+++ Exercise input

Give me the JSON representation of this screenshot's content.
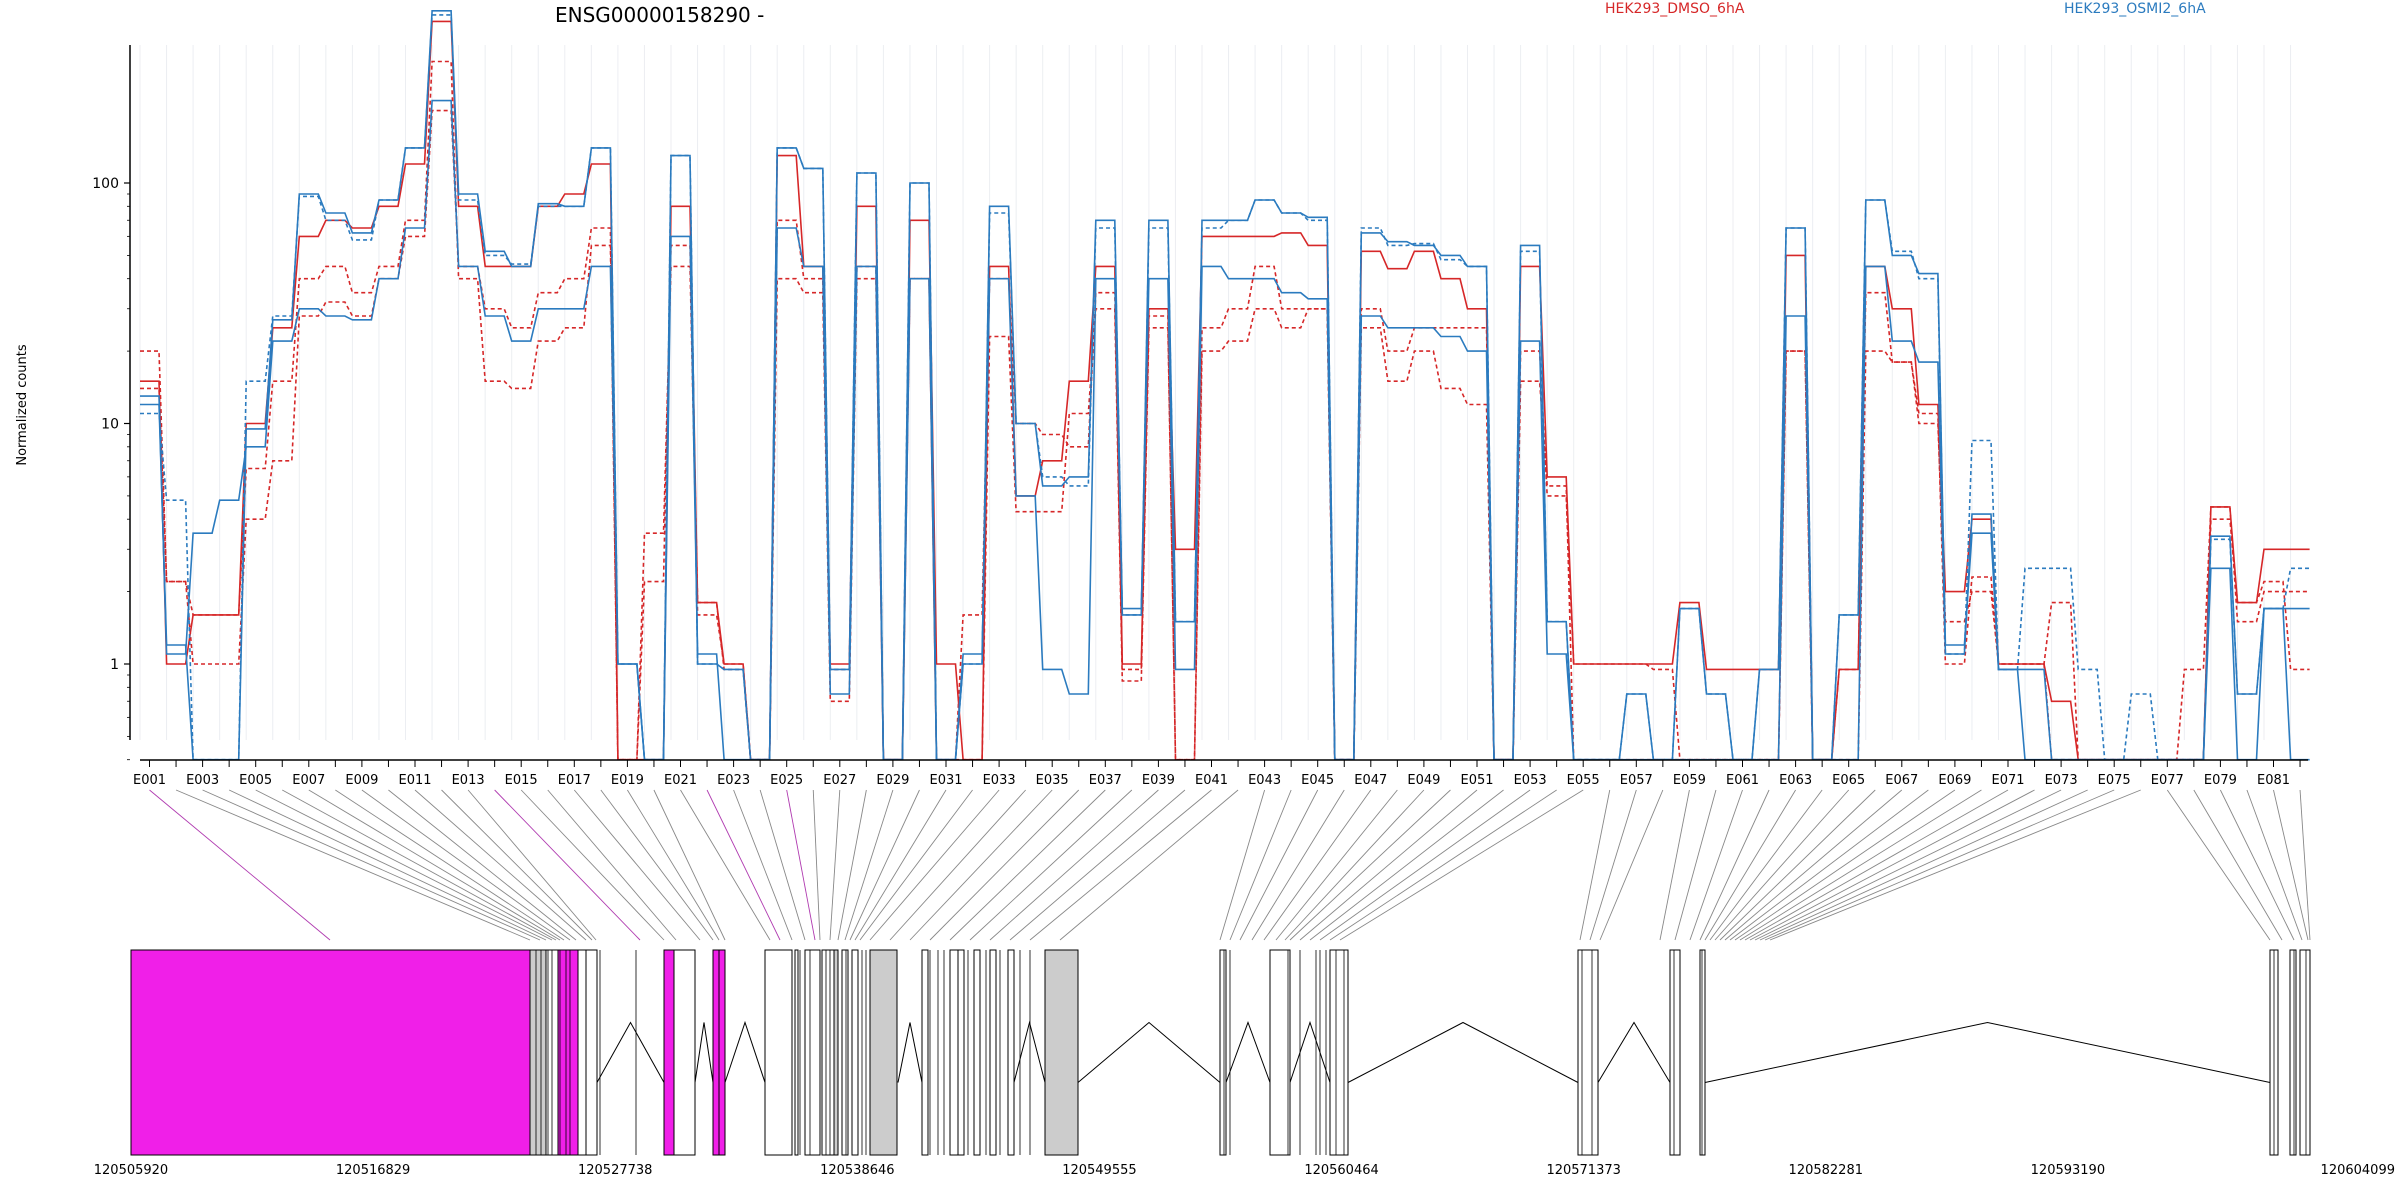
{
  "chart_data": {
    "type": "line",
    "title": "ENSG00000158290 -",
    "xlabel": "",
    "ylabel": "Normalized counts",
    "y_scale": "log",
    "y_ticks": [
      "1",
      "10",
      "100"
    ],
    "legend_placement": "top",
    "grid": true,
    "exons": [
      "E001",
      "E002",
      "E003",
      "E004",
      "E005",
      "E006",
      "E007",
      "E008",
      "E009",
      "E010",
      "E011",
      "E012",
      "E013",
      "E014",
      "E015",
      "E016",
      "E017",
      "E018",
      "E019",
      "E020",
      "E021",
      "E022",
      "E023",
      "E024",
      "E025",
      "E026",
      "E027",
      "E028",
      "E029",
      "E030",
      "E031",
      "E032",
      "E033",
      "E034",
      "E035",
      "E036",
      "E037",
      "E038",
      "E039",
      "E040",
      "E041",
      "E042",
      "E043",
      "E044",
      "E045",
      "E046",
      "E047",
      "E048",
      "E049",
      "E050",
      "E051",
      "E052",
      "E053",
      "E054",
      "E055",
      "E056",
      "E057",
      "E058",
      "E059",
      "E060",
      "E061",
      "E062",
      "E063",
      "E064",
      "E065",
      "E066",
      "E067",
      "E068",
      "E069",
      "E070",
      "E071",
      "E072",
      "E073",
      "E074",
      "E075",
      "E076",
      "E077",
      "E078",
      "E079",
      "E080",
      "E081",
      "E082"
    ],
    "exon_ticklabels": [
      "E001",
      "E003",
      "E005",
      "E007",
      "E009",
      "E011",
      "E013",
      "E015",
      "E017",
      "E019",
      "E021",
      "E023",
      "E025",
      "E027",
      "E029",
      "E031",
      "E033",
      "E035",
      "E037",
      "E039",
      "E041",
      "E043",
      "E045",
      "E047",
      "E049",
      "E051",
      "E053",
      "E055",
      "E057",
      "E059",
      "E061",
      "E063",
      "E065",
      "E067",
      "E069",
      "E071",
      "E073",
      "E075",
      "E077",
      "E079",
      "E081"
    ],
    "series": [
      {
        "name": "HEK293_DMSO_6hA",
        "color": "#d62728",
        "dash": false,
        "values": [
          15,
          1,
          1.6,
          1.6,
          10,
          25,
          60,
          70,
          65,
          80,
          120,
          470,
          80,
          45,
          45,
          80,
          90,
          120,
          0.4,
          0.4,
          80,
          1.8,
          1,
          0.4,
          130,
          45,
          1,
          80,
          0.4,
          70,
          1,
          0.4,
          45,
          5,
          7,
          15,
          45,
          1,
          30,
          3,
          60,
          60,
          60,
          62,
          55,
          0.4,
          52,
          44,
          52,
          40,
          30,
          0.4,
          45,
          6,
          1,
          1,
          1,
          1,
          1.8,
          0.95,
          0.95,
          0.95,
          50,
          0.4,
          0.95,
          45,
          30,
          12,
          2,
          4,
          1,
          1,
          0.7,
          0.4,
          0.4,
          0.4,
          0.4,
          0.4,
          4.5,
          1.8,
          3,
          3
        ]
      },
      {
        "name": "HEK293_DMSO_6hA",
        "color": "#d62728",
        "dash": true,
        "values": [
          20,
          2.2,
          1.6,
          1.6,
          6.5,
          15,
          40,
          45,
          35,
          45,
          70,
          320,
          40,
          15,
          14,
          22,
          25,
          55,
          0.4,
          3.5,
          45,
          1.6,
          1,
          0.4,
          40,
          35,
          0.7,
          40,
          0.4,
          40,
          0.4,
          0.4,
          23,
          4.3,
          4.3,
          11,
          30,
          0.85,
          25,
          0.4,
          20,
          22,
          30,
          25,
          30,
          0.4,
          25,
          15,
          20,
          14,
          12,
          0.4,
          15,
          5.5,
          0.4,
          0.4,
          0.4,
          0.4,
          0.4,
          0.4,
          0.4,
          0.4,
          20,
          0.4,
          0.4,
          20,
          18,
          10,
          1.5,
          2,
          1,
          1,
          1.8,
          0.4,
          0.4,
          0.4,
          0.4,
          0.95,
          4.5,
          1.5,
          2,
          2
        ]
      },
      {
        "name": "HEK293_DMSO_6hA",
        "color": "#d62728",
        "dash": true,
        "values": [
          14,
          2.2,
          1,
          1,
          4,
          7,
          28,
          32,
          28,
          40,
          60,
          200,
          45,
          30,
          25,
          35,
          40,
          65,
          0.4,
          2.2,
          55,
          1.8,
          0.95,
          0.4,
          70,
          40,
          0.95,
          45,
          0.4,
          40,
          0.4,
          1.6,
          40,
          10,
          9,
          8,
          35,
          0.95,
          28,
          0.4,
          25,
          30,
          45,
          30,
          30,
          0.4,
          30,
          20,
          25,
          25,
          25,
          0.4,
          20,
          5,
          1,
          1,
          1,
          0.95,
          0.4,
          0.4,
          0.4,
          0.4,
          20,
          0.4,
          0.95,
          35,
          18,
          11,
          1,
          2.3,
          1,
          1,
          0.4,
          0.4,
          0.4,
          0.4,
          0.4,
          0.4,
          4,
          1.8,
          2.2,
          0.95
        ]
      },
      {
        "name": "HEK293_OSMI2_6hA",
        "color": "#2b7bbf",
        "dash": false,
        "values": [
          12,
          1.2,
          0.4,
          0.4,
          9.5,
          27,
          90,
          75,
          62,
          85,
          140,
          520,
          90,
          52,
          45,
          82,
          80,
          140,
          1,
          0.4,
          130,
          1,
          0.95,
          0.4,
          140,
          115,
          0.95,
          110,
          0.4,
          100,
          0.4,
          1,
          80,
          10,
          5.5,
          6,
          70,
          1.6,
          70,
          1.5,
          70,
          70,
          85,
          75,
          72,
          0.4,
          62,
          57,
          55,
          50,
          45,
          0.4,
          55,
          1.5,
          0.4,
          0.4,
          0.75,
          0.4,
          1.7,
          0.75,
          0.4,
          0.95,
          65,
          0.4,
          1.6,
          85,
          50,
          42,
          1.2,
          3.5,
          0.95,
          0.95,
          0.4,
          0.4,
          0.4,
          0.4,
          0.4,
          0.4,
          3.4,
          0.75,
          1.7,
          0.4
        ]
      },
      {
        "name": "HEK293_OSMI2_6hA",
        "color": "#2b7bbf",
        "dash": true,
        "values": [
          11,
          4.8,
          0.4,
          0.4,
          15,
          28,
          88,
          70,
          58,
          85,
          140,
          500,
          85,
          50,
          46,
          80,
          80,
          140,
          1,
          0.4,
          130,
          1,
          0.95,
          0.4,
          140,
          115,
          0.95,
          110,
          0.4,
          100,
          0.4,
          1,
          75,
          10,
          6,
          5.5,
          65,
          1.6,
          65,
          1.5,
          65,
          70,
          85,
          75,
          70,
          0.4,
          65,
          55,
          56,
          48,
          45,
          0.4,
          52,
          1.5,
          0.4,
          0.4,
          0.75,
          0.4,
          1.7,
          0.75,
          0.4,
          0.95,
          65,
          0.4,
          1.6,
          85,
          52,
          40,
          1.1,
          8.5,
          0.95,
          2.5,
          2.5,
          0.95,
          0.4,
          0.75,
          0.4,
          0.4,
          3.3,
          0.75,
          1.7,
          2.5
        ]
      },
      {
        "name": "HEK293_OSMI2_6hA",
        "color": "#2b7bbf",
        "dash": false,
        "values": [
          13,
          1.1,
          3.5,
          4.8,
          8,
          22,
          30,
          28,
          27,
          40,
          65,
          220,
          45,
          28,
          22,
          30,
          30,
          45,
          1,
          0.4,
          60,
          1.1,
          0.4,
          0.4,
          65,
          45,
          0.75,
          45,
          0.4,
          40,
          0.4,
          1.1,
          40,
          5,
          0.95,
          0.75,
          40,
          1.7,
          40,
          0.95,
          45,
          40,
          40,
          35,
          33,
          0.4,
          28,
          25,
          25,
          23,
          20,
          0.4,
          22,
          1.1,
          0.4,
          0.4,
          0.4,
          0.4,
          0.4,
          0.4,
          0.4,
          0.4,
          28,
          0.4,
          0.4,
          45,
          22,
          18,
          1.1,
          4.2,
          0.95,
          0.4,
          0.4,
          0.4,
          0.4,
          0.4,
          0.4,
          0.4,
          2.5,
          0.4,
          1.7,
          1.7
        ]
      }
    ],
    "gene_model": {
      "coord_ticklabels": [
        "120505920",
        "120516829",
        "120527738",
        "120538646",
        "120549555",
        "120560464",
        "120571373",
        "120582281",
        "120593190",
        "120604099"
      ]
    }
  }
}
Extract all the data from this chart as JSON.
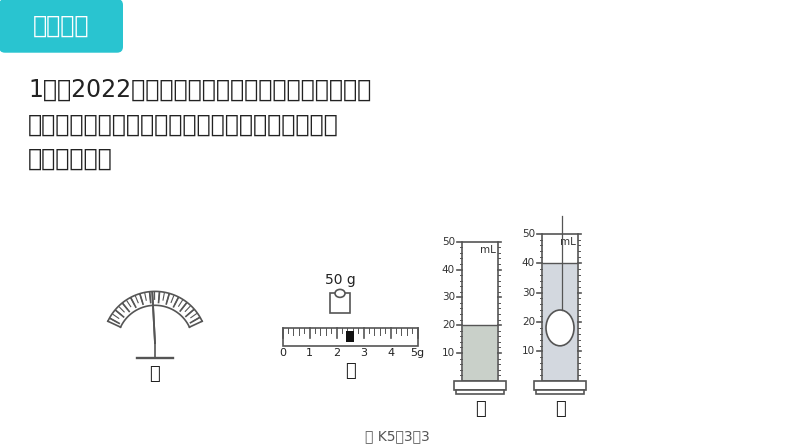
{
  "bg_color": "#ffffff",
  "title_badge_text": "夯实基础",
  "title_badge_color": "#29c4d0",
  "title_badge_text_color": "#ffffff",
  "question_text_line1": "1．（2022贵港修改）某兴趣小组计划测量一块形",
  "question_text_line2": "状不规则的小石块密度，备用器材有天平、量筒、",
  "question_text_line3": "水和细线等。",
  "fig_caption": "图 K5－3－3",
  "label_jia": "甲",
  "label_yi": "乙",
  "label_bing": "丙",
  "label_ding": "丁",
  "weight_label": "50 g",
  "lc": "#555555",
  "text_color": "#222222"
}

++++++

» What needs to be done: Pick out every line holding the string "JSON" and return it.

» The output:
Give me the JSON representation of this screenshot's content.
Extract all the data from this chart as JSON.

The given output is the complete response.